Can Democracy and Diversity Be Friends?

We Might Not Be Bosom Buddies Nationally, But As Communities We’re Getting By

We tend to think that both democracy and diversity are good things; many of us even say that diversity is a strength. But others have argued that our polyglot nation is too big, too complex–simply too diverse–to boast a healthy and vibrant democracy. Zócalo editor and Center for Social Cohesion fellow Joe Mathews opened a Zócalo/Cal Humanities “Searching for Democracy” event by asking three social scholars and thinkers which side is right.

Michael Barone, author of The Almanac of American Politics, told the crowd at the Barbara and Art Culver Center of the Arts in Riverside that their city “is emblematic of America”: rising diversity has coincided with a decrease in political participation and perhaps political efficacy. “Diversity is in some tension with democracy,” said Barone. But this problem has existed for 200 years; the Civil War was the result of different regional belief systems and customs. In the past, we’ve dealt with these tensions by limiting the role of the federal government and organizing in voluntary associations, said Barone. To the extent that we’ve removed limits on government and discouraged voluntary associations, tension between diversity and democracy has increased.

Richard Alba, a scholar of immigration at the City University of New York, said that he believes diversity has brought a lot of benefits to American democracy. Diversity has given us cultural leadership in the world, and has altered the nation’s political culture. “The genius of American democracy, up until now at least, has been in its ability to bring new groups into the political mainstream,” Alba said, pointing to the current presidential contenders: a half African-American candidate running with a Catholic, and a Mormon running with another Catholic. America today, said Alba, has a nondenominational public culture. But the big question going forward is if “we [are] going to be able to open up the mainstream for the newer groups” as effectively as we did in the past.

(Items from a dataset)
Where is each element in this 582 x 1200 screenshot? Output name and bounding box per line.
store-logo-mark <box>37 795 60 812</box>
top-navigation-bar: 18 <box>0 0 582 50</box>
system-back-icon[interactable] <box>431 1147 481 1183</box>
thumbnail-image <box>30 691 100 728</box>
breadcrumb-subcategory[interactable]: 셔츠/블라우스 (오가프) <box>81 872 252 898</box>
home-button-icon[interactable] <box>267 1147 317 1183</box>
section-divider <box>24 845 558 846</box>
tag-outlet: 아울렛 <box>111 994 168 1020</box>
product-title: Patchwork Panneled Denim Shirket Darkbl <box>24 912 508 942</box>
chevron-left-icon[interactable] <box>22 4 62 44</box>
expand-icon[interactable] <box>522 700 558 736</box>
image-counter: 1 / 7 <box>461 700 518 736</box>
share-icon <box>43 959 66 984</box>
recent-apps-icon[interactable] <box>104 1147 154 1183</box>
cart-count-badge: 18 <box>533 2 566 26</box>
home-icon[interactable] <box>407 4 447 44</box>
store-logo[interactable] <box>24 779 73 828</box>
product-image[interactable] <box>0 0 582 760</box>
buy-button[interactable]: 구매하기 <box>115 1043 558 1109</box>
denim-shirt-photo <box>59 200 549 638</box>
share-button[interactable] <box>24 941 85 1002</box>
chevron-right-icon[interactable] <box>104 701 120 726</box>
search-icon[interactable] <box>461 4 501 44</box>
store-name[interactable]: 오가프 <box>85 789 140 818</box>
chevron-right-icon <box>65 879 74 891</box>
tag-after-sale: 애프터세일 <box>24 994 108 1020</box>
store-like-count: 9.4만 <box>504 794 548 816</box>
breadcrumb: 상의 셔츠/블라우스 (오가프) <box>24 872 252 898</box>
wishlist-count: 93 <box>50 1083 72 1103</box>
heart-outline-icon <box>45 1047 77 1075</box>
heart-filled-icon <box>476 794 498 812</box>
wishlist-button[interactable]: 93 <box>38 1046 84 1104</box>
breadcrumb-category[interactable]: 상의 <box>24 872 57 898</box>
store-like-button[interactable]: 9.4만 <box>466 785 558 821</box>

▸ REQUIREMENT: According to the democracy and diversity article, where was the event held?

▸ PROBLEM SOLUTION: At the Barbara and Art Culver Center of the Arts in Riverside.